>> BEGIN DATA RECORDS

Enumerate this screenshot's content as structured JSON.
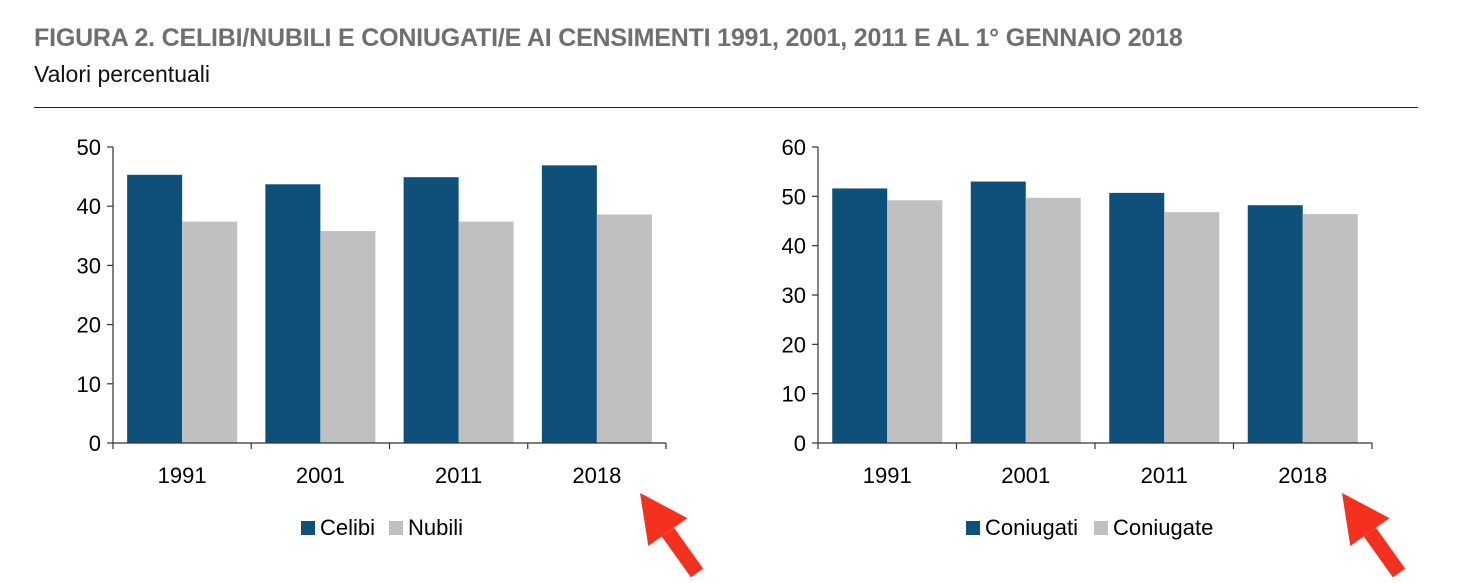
{
  "header": {
    "title": "FIGURA 2. CELIBI/NUBILI E CONIUGATI/E AI CENSIMENTI 1991, 2001, 2011 E AL 1° GENNAIO 2018",
    "subtitle": "Valori percentuali"
  },
  "colors": {
    "dark": "#0e5079",
    "light": "#c0c0c0",
    "arrow": "#f4301f",
    "axis": "#333333"
  },
  "chart_data": [
    {
      "type": "bar",
      "categories": [
        "1991",
        "2001",
        "2011",
        "2018"
      ],
      "series": [
        {
          "name": "Celibi",
          "values": [
            45.3,
            43.7,
            44.9,
            46.9
          ]
        },
        {
          "name": "Nubili",
          "values": [
            37.4,
            35.8,
            37.4,
            38.6
          ]
        }
      ],
      "ylim": [
        0,
        50
      ],
      "yticks": [
        0,
        10,
        20,
        30,
        40,
        50
      ],
      "grid": false,
      "legend": "bottom",
      "annotation": "red arrow pointing to 2018"
    },
    {
      "type": "bar",
      "categories": [
        "1991",
        "2001",
        "2011",
        "2018"
      ],
      "series": [
        {
          "name": "Coniugati",
          "values": [
            51.6,
            53.0,
            50.7,
            48.2
          ]
        },
        {
          "name": "Coniugate",
          "values": [
            49.2,
            49.7,
            46.8,
            46.4
          ]
        }
      ],
      "ylim": [
        0,
        60
      ],
      "yticks": [
        0,
        10,
        20,
        30,
        40,
        50,
        60
      ],
      "grid": false,
      "legend": "bottom",
      "annotation": "red arrow pointing to 2018"
    }
  ]
}
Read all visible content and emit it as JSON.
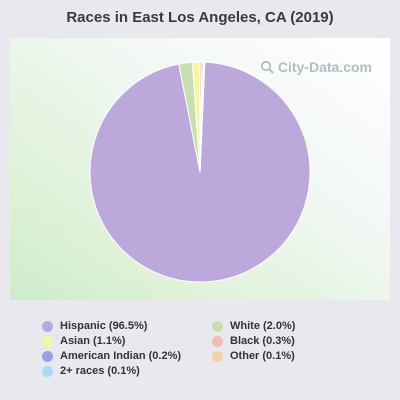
{
  "watermark": "City-Data.com",
  "chart_data": {
    "type": "pie",
    "title": "Races in East Los Angeles, CA (2019)",
    "legend_position": "bottom",
    "slices": [
      {
        "label": "Hispanic (96.5%)",
        "name": "Hispanic",
        "value": 96.5,
        "color": "#bca8db"
      },
      {
        "label": "White (2.0%)",
        "name": "White",
        "value": 2.0,
        "color": "#c9dfb1"
      },
      {
        "label": "Asian (1.1%)",
        "name": "Asian",
        "value": 1.1,
        "color": "#f4f7a0"
      },
      {
        "label": "Black (0.3%)",
        "name": "Black",
        "value": 0.3,
        "color": "#f2bcb0"
      },
      {
        "label": "American Indian (0.2%)",
        "name": "American Indian",
        "value": 0.2,
        "color": "#9a9ee6"
      },
      {
        "label": "Other (0.1%)",
        "name": "Other",
        "value": 0.1,
        "color": "#f3d3a6"
      },
      {
        "label": "2+ races (0.1%)",
        "name": "2+ races",
        "value": 0.1,
        "color": "#acdcf2"
      }
    ]
  }
}
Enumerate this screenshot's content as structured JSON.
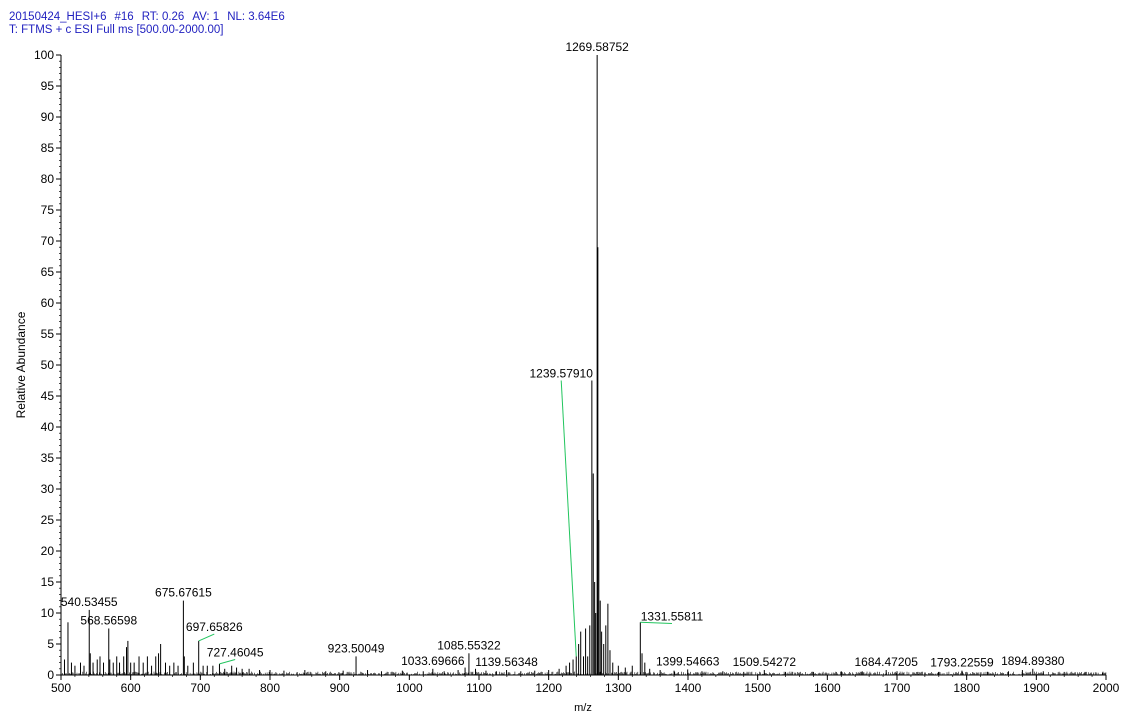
{
  "header": {
    "filename": "20150424_HESI+6",
    "scan": "#16",
    "rt": "RT: 0.26",
    "av": "AV: 1",
    "nl": "NL: 3.64E6",
    "filter": "T: FTMS + c ESI Full ms [500.00-2000.00]"
  },
  "colors": {
    "header_text": "#1f1fbf",
    "spectrum": "#000000",
    "label_leader": "#22c55e",
    "axis": "#000000"
  },
  "chart_data": {
    "type": "mass-spectrum",
    "xlabel": "m/z",
    "ylabel": "Relative Abundance",
    "xlim": [
      500,
      2000
    ],
    "ylim": [
      0,
      100
    ],
    "x_ticks": [
      500,
      600,
      700,
      800,
      900,
      1000,
      1100,
      1200,
      1300,
      1400,
      1500,
      1600,
      1700,
      1800,
      1900,
      2000
    ],
    "x_tick_labels": [
      "500",
      "600",
      "700",
      "800",
      "900",
      "1000",
      "1100",
      "1200",
      "1300",
      "1400",
      "1500",
      "1600",
      "1700",
      "1800",
      "1900",
      "2000"
    ],
    "y_ticks": [
      0,
      5,
      10,
      15,
      20,
      25,
      30,
      35,
      40,
      45,
      50,
      55,
      60,
      65,
      70,
      75,
      80,
      85,
      90,
      95,
      100
    ],
    "y_tick_labels": [
      "0",
      "5",
      "10",
      "15",
      "20",
      "25",
      "30",
      "35",
      "40",
      "45",
      "50",
      "55",
      "60",
      "65",
      "70",
      "75",
      "80",
      "85",
      "90",
      "95",
      "100"
    ],
    "peaks": [
      {
        "mz": 505,
        "ab": 2.5
      },
      {
        "mz": 510,
        "ab": 8.5
      },
      {
        "mz": 515,
        "ab": 2
      },
      {
        "mz": 520,
        "ab": 1.5
      },
      {
        "mz": 528,
        "ab": 2
      },
      {
        "mz": 533,
        "ab": 1.5
      },
      {
        "mz": 540.53455,
        "ab": 10.5
      },
      {
        "mz": 542,
        "ab": 3.5
      },
      {
        "mz": 546,
        "ab": 2
      },
      {
        "mz": 552,
        "ab": 2.5
      },
      {
        "mz": 556,
        "ab": 3
      },
      {
        "mz": 561,
        "ab": 2
      },
      {
        "mz": 568.56598,
        "ab": 7.5
      },
      {
        "mz": 570,
        "ab": 2.5
      },
      {
        "mz": 575,
        "ab": 2
      },
      {
        "mz": 580,
        "ab": 3
      },
      {
        "mz": 584,
        "ab": 2
      },
      {
        "mz": 590,
        "ab": 3
      },
      {
        "mz": 594,
        "ab": 4.5
      },
      {
        "mz": 596,
        "ab": 5.5
      },
      {
        "mz": 600,
        "ab": 2
      },
      {
        "mz": 605,
        "ab": 2
      },
      {
        "mz": 612,
        "ab": 3
      },
      {
        "mz": 618,
        "ab": 2
      },
      {
        "mz": 624,
        "ab": 3
      },
      {
        "mz": 630,
        "ab": 1.5
      },
      {
        "mz": 636,
        "ab": 3
      },
      {
        "mz": 640,
        "ab": 3.5
      },
      {
        "mz": 643,
        "ab": 5
      },
      {
        "mz": 650,
        "ab": 2
      },
      {
        "mz": 656,
        "ab": 1.5
      },
      {
        "mz": 662,
        "ab": 2
      },
      {
        "mz": 668,
        "ab": 1.5
      },
      {
        "mz": 675.67615,
        "ab": 12
      },
      {
        "mz": 677,
        "ab": 3
      },
      {
        "mz": 682,
        "ab": 1.5
      },
      {
        "mz": 690,
        "ab": 2
      },
      {
        "mz": 697.65826,
        "ab": 5.5
      },
      {
        "mz": 704,
        "ab": 1.5
      },
      {
        "mz": 710,
        "ab": 1.5
      },
      {
        "mz": 718,
        "ab": 1.5
      },
      {
        "mz": 727.46045,
        "ab": 1.8
      },
      {
        "mz": 735,
        "ab": 1
      },
      {
        "mz": 745,
        "ab": 1.5
      },
      {
        "mz": 752,
        "ab": 1.2
      },
      {
        "mz": 760,
        "ab": 1
      },
      {
        "mz": 770,
        "ab": 1
      },
      {
        "mz": 785,
        "ab": 0.8
      },
      {
        "mz": 800,
        "ab": 0.8
      },
      {
        "mz": 820,
        "ab": 0.7
      },
      {
        "mz": 850,
        "ab": 0.8
      },
      {
        "mz": 880,
        "ab": 0.6
      },
      {
        "mz": 905,
        "ab": 0.7
      },
      {
        "mz": 923.50049,
        "ab": 3
      },
      {
        "mz": 940,
        "ab": 0.8
      },
      {
        "mz": 960,
        "ab": 0.6
      },
      {
        "mz": 990,
        "ab": 0.7
      },
      {
        "mz": 1020,
        "ab": 0.6
      },
      {
        "mz": 1033.69666,
        "ab": 1
      },
      {
        "mz": 1050,
        "ab": 0.6
      },
      {
        "mz": 1070,
        "ab": 0.8
      },
      {
        "mz": 1080,
        "ab": 1.2
      },
      {
        "mz": 1085.55322,
        "ab": 3.5
      },
      {
        "mz": 1095,
        "ab": 1
      },
      {
        "mz": 1110,
        "ab": 0.7
      },
      {
        "mz": 1125,
        "ab": 0.6
      },
      {
        "mz": 1139.56348,
        "ab": 0.8
      },
      {
        "mz": 1160,
        "ab": 0.6
      },
      {
        "mz": 1180,
        "ab": 0.7
      },
      {
        "mz": 1200,
        "ab": 0.8
      },
      {
        "mz": 1215,
        "ab": 1
      },
      {
        "mz": 1225,
        "ab": 1.5
      },
      {
        "mz": 1230,
        "ab": 2
      },
      {
        "mz": 1235,
        "ab": 2.5
      },
      {
        "mz": 1239.5791,
        "ab": 3
      },
      {
        "mz": 1243,
        "ab": 5
      },
      {
        "mz": 1246,
        "ab": 7
      },
      {
        "mz": 1250,
        "ab": 3
      },
      {
        "mz": 1253,
        "ab": 7.5
      },
      {
        "mz": 1256,
        "ab": 3
      },
      {
        "mz": 1259,
        "ab": 8
      },
      {
        "mz": 1262,
        "ab": 47.5
      },
      {
        "mz": 1264,
        "ab": 32.5
      },
      {
        "mz": 1266,
        "ab": 15
      },
      {
        "mz": 1267.5,
        "ab": 10
      },
      {
        "mz": 1269.58752,
        "ab": 100
      },
      {
        "mz": 1270.6,
        "ab": 69
      },
      {
        "mz": 1272,
        "ab": 25
      },
      {
        "mz": 1274,
        "ab": 12
      },
      {
        "mz": 1276,
        "ab": 7
      },
      {
        "mz": 1279,
        "ab": 5
      },
      {
        "mz": 1282,
        "ab": 8
      },
      {
        "mz": 1285,
        "ab": 11.5
      },
      {
        "mz": 1288,
        "ab": 4
      },
      {
        "mz": 1292,
        "ab": 2
      },
      {
        "mz": 1300,
        "ab": 1.5
      },
      {
        "mz": 1310,
        "ab": 1.2
      },
      {
        "mz": 1320,
        "ab": 1.5
      },
      {
        "mz": 1331.55811,
        "ab": 8.5
      },
      {
        "mz": 1334,
        "ab": 3.5
      },
      {
        "mz": 1338,
        "ab": 2
      },
      {
        "mz": 1345,
        "ab": 1
      },
      {
        "mz": 1360,
        "ab": 0.8
      },
      {
        "mz": 1380,
        "ab": 0.7
      },
      {
        "mz": 1399.54663,
        "ab": 0.9
      },
      {
        "mz": 1420,
        "ab": 0.6
      },
      {
        "mz": 1450,
        "ab": 0.6
      },
      {
        "mz": 1480,
        "ab": 0.5
      },
      {
        "mz": 1509.54272,
        "ab": 0.8
      },
      {
        "mz": 1540,
        "ab": 0.5
      },
      {
        "mz": 1580,
        "ab": 0.5
      },
      {
        "mz": 1620,
        "ab": 0.6
      },
      {
        "mz": 1650,
        "ab": 0.6
      },
      {
        "mz": 1684.47205,
        "ab": 0.8
      },
      {
        "mz": 1700,
        "ab": 0.6
      },
      {
        "mz": 1730,
        "ab": 0.5
      },
      {
        "mz": 1760,
        "ab": 0.5
      },
      {
        "mz": 1793.22559,
        "ab": 0.7
      },
      {
        "mz": 1830,
        "ab": 0.5
      },
      {
        "mz": 1860,
        "ab": 0.6
      },
      {
        "mz": 1880,
        "ab": 0.8
      },
      {
        "mz": 1894.8938,
        "ab": 1
      },
      {
        "mz": 1910,
        "ab": 0.6
      },
      {
        "mz": 1940,
        "ab": 0.5
      },
      {
        "mz": 1970,
        "ab": 0.5
      },
      {
        "mz": 1995,
        "ab": 0.4
      }
    ],
    "annotations": [
      {
        "text": "540.53455",
        "mz": 540.53455,
        "ab": 10.5
      },
      {
        "text": "568.56598",
        "mz": 568.56598,
        "ab": 7.5
      },
      {
        "text": "675.67615",
        "mz": 675.67615,
        "ab": 12
      },
      {
        "text": "697.65826",
        "mz": 697.65826,
        "ab": 5.5,
        "leader": true,
        "label_ab": 6.6,
        "label_mz": 720
      },
      {
        "text": "727.46045",
        "mz": 727.46045,
        "ab": 1.8,
        "leader": true,
        "label_ab": 2.5,
        "label_mz": 750
      },
      {
        "text": "923.50049",
        "mz": 923.50049,
        "ab": 3
      },
      {
        "text": "1033.69666",
        "mz": 1033.69666,
        "ab": 1
      },
      {
        "text": "1085.55322",
        "mz": 1085.55322,
        "ab": 3.5
      },
      {
        "text": "1139.56348",
        "mz": 1139.56348,
        "ab": 0.8
      },
      {
        "text": "1239.57910",
        "mz": 1239.5791,
        "ab": 3,
        "leader": true,
        "label_ab": 47.5,
        "label_mz": 1218
      },
      {
        "text": "1269.58752",
        "mz": 1269.58752,
        "ab": 100
      },
      {
        "text": "1331.55811",
        "mz": 1331.55811,
        "ab": 8.5,
        "leader": true,
        "label_ab": 8.3,
        "label_mz": 1377
      },
      {
        "text": "1399.54663",
        "mz": 1399.54663,
        "ab": 0.9
      },
      {
        "text": "1509.54272",
        "mz": 1509.54272,
        "ab": 0.8
      },
      {
        "text": "1684.47205",
        "mz": 1684.47205,
        "ab": 0.8
      },
      {
        "text": "1793.22559",
        "mz": 1793.22559,
        "ab": 0.7
      },
      {
        "text": "1894.89380",
        "mz": 1894.8938,
        "ab": 1
      }
    ],
    "grid": false,
    "legend": "none"
  }
}
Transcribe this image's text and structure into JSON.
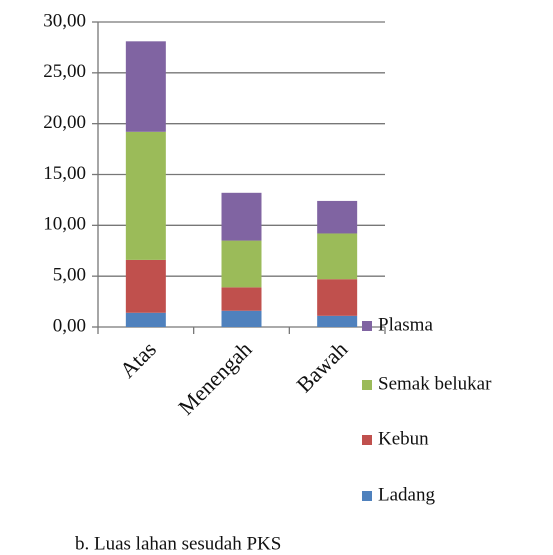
{
  "chart_data": {
    "type": "stacked_bar",
    "caption": "b. Luas lahan sesudah PKS",
    "categories": [
      "Atas",
      "Menengah",
      "Bawah"
    ],
    "series": [
      {
        "name": "Ladang",
        "color": "#4f81bd",
        "values": [
          1.4,
          1.6,
          1.1
        ]
      },
      {
        "name": "Kebun",
        "color": "#c0504d",
        "values": [
          5.2,
          2.3,
          3.6
        ]
      },
      {
        "name": "Semak belukar",
        "color": "#9bbb59",
        "values": [
          12.6,
          4.6,
          4.5
        ]
      },
      {
        "name": "Plasma",
        "color": "#8064a2",
        "values": [
          8.9,
          4.7,
          3.2
        ]
      }
    ],
    "ylim": [
      0,
      30
    ],
    "yticks": [
      {
        "value": 0,
        "label": "0,00"
      },
      {
        "value": 5,
        "label": "5,00"
      },
      {
        "value": 10,
        "label": "10,00"
      },
      {
        "value": 15,
        "label": "15,00"
      },
      {
        "value": 20,
        "label": "20,00"
      },
      {
        "value": 25,
        "label": "25,00"
      },
      {
        "value": 30,
        "label": "30,00"
      }
    ],
    "grid": true,
    "legend": "right"
  }
}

>> END DATA RECORDS

__WHAT IS NEEDED__.
Every line of the listing that holds "grid" should be found and copied.

__EXPECTED ANSWER__.
      "grid": false,
      "grid": false,
    "grid": false,
    "grid": true,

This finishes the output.